■ **Goal**
Copy each line in which the string "лизации" occurs.

■ **Stored items**
—————

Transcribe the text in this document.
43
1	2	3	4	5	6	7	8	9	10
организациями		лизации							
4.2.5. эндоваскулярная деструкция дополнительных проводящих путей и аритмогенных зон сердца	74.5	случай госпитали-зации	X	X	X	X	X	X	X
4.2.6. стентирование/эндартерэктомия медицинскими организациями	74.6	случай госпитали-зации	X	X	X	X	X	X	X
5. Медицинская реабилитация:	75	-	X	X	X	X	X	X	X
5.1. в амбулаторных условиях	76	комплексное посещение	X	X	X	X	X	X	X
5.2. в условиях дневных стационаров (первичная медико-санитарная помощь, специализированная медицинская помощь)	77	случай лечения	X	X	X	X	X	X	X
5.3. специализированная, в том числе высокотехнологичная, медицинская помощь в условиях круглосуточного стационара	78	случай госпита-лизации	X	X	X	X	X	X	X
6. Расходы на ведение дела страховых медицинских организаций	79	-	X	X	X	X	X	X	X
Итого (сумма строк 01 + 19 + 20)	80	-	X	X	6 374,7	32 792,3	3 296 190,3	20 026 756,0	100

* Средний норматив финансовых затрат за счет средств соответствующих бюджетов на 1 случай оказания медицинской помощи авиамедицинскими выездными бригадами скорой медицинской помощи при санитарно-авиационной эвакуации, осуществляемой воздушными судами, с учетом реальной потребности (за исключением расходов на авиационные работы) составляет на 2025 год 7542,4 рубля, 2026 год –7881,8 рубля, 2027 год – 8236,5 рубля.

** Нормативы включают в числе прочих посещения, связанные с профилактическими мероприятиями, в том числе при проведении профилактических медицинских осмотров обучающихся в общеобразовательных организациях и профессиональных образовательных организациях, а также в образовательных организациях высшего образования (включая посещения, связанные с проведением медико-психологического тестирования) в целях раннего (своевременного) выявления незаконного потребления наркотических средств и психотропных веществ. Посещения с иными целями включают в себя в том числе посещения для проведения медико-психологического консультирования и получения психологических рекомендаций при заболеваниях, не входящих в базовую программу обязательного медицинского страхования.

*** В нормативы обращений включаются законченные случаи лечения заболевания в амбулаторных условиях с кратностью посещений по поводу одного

—————

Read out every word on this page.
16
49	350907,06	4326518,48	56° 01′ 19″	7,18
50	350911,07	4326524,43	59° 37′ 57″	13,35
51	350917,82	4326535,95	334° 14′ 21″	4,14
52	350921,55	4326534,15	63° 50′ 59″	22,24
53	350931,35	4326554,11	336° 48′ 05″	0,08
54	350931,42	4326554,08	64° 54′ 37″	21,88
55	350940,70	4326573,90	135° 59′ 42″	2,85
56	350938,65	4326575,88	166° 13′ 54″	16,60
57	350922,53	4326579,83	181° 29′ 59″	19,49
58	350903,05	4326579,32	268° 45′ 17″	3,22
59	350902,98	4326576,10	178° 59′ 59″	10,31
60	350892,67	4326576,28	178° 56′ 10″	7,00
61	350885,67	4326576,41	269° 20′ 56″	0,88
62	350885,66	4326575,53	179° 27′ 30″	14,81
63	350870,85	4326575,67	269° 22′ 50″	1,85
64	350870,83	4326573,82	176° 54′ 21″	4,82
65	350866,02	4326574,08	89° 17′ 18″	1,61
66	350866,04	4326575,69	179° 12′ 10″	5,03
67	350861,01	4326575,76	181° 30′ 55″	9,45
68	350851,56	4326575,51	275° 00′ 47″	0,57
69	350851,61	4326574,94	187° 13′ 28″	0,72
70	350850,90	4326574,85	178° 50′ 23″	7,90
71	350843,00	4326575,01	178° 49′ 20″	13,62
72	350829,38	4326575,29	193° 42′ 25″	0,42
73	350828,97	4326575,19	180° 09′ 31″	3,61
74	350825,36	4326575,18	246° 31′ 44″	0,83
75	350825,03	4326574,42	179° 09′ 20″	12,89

—————

■ **Exercise response**
организациями		лизации							
5.3. специализированная, в том числе высокотехнологичная, медицинская помощь в условиях круглосуточного стационара	78	случай госпита-лизации	X	X	X	X	X	X	X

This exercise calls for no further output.